◆ Task to carry out
Wherever "연속이고" appears in a line, list that line.

◆ Input
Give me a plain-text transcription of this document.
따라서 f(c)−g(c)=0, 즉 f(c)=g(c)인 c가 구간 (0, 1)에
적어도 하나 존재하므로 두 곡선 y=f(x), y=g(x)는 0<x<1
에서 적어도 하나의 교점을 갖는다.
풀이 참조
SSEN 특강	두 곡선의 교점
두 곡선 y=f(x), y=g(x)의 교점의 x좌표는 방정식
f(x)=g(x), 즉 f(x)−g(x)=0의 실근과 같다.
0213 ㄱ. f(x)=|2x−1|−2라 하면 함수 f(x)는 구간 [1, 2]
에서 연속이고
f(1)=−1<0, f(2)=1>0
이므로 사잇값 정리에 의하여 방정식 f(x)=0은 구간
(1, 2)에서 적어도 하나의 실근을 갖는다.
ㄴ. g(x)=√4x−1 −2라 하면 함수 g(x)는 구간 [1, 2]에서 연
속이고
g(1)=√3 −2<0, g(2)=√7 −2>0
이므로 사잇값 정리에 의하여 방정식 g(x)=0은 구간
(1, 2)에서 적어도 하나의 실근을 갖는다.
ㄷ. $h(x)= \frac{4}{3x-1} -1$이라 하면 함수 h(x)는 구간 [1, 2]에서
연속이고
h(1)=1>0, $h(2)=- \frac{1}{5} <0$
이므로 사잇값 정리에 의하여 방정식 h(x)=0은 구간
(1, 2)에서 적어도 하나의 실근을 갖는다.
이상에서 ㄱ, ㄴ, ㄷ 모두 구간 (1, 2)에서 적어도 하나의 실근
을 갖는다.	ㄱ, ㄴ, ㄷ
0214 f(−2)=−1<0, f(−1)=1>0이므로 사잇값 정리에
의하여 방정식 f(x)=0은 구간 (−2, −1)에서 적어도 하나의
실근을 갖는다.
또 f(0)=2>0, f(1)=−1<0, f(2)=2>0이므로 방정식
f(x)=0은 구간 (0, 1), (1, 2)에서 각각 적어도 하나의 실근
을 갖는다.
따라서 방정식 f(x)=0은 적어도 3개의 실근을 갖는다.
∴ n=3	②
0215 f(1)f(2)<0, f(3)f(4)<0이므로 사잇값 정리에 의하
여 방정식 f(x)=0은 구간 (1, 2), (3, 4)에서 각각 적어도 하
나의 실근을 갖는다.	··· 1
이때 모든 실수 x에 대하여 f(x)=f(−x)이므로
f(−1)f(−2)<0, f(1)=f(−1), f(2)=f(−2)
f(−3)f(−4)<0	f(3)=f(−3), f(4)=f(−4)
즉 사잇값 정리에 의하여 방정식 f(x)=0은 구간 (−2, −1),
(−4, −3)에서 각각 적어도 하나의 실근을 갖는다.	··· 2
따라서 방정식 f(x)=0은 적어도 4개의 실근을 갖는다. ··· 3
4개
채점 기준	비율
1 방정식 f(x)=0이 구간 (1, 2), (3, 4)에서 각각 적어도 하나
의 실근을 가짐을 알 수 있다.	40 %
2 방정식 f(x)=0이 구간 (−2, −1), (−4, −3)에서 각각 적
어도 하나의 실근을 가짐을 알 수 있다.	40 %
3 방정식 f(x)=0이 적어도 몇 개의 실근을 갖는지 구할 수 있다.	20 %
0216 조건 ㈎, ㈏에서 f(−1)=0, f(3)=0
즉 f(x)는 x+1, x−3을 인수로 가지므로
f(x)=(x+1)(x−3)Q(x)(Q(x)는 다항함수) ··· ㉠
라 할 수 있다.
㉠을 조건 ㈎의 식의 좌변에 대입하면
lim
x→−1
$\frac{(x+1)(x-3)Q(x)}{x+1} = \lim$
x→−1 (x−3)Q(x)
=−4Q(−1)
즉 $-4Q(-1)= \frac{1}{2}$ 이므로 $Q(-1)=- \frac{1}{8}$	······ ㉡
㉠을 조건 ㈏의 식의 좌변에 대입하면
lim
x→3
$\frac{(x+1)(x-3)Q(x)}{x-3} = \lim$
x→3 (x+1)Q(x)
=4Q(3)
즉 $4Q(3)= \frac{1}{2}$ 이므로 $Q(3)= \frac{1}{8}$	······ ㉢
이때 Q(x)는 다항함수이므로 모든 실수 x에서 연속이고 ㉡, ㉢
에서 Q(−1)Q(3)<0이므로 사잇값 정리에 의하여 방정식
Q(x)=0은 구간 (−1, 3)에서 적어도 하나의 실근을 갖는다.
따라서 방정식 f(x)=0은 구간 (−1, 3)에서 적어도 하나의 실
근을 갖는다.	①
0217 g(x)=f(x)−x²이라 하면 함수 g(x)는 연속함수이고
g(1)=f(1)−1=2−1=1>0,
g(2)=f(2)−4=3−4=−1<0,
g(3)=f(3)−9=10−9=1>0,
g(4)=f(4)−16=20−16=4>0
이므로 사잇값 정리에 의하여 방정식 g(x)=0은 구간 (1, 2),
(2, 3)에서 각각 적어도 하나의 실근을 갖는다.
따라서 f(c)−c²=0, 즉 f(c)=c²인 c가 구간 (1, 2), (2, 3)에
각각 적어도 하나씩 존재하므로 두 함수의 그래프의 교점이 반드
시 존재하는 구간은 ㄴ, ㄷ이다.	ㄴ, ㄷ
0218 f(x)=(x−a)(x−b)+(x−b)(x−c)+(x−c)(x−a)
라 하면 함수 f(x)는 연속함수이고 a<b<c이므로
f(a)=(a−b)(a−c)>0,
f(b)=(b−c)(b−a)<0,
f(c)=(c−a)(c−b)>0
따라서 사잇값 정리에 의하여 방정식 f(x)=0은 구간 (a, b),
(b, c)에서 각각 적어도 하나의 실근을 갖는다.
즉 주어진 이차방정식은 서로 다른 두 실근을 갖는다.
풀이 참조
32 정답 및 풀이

◆ Reply to the task
에서 연속이고
연속이고
이때 Q(x)는 다항함수이므로 모든 실수 x에서 연속이고 ㉡, ㉢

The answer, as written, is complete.